## [Exercise]
Reproduce the entries exactly.

— START OF Extracted entries —

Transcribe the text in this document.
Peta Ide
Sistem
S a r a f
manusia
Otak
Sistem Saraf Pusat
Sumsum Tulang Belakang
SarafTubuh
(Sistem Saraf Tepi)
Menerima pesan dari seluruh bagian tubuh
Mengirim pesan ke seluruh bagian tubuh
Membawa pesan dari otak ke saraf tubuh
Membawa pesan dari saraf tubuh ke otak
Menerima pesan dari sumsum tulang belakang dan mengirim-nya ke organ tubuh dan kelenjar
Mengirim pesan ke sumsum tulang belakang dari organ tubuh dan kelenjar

— END OF Extracted entries —

## [Task result]
Transcribe the text in this document.
Peta Ide
Sistem
S a r a f
manusia
Otak
Sistem Saraf Pusat
Sumsum Tulang Belakang
SarafTubuh
(Sistem Saraf Tepi)
Menerima pesan dari seluruh bagian tubuh
Mengirim pesan ke seluruh bagian tubuh
Membawa pesan dari otak ke saraf tubuh
Membawa pesan dari saraf tubuh ke otak
Menerima pesan dari sumsum tulang belakang dan mengirim-nya ke organ tubuh dan kelenjar
Mengirim pesan ke sumsum tulang belakang dari organ tubuh dan kelenjar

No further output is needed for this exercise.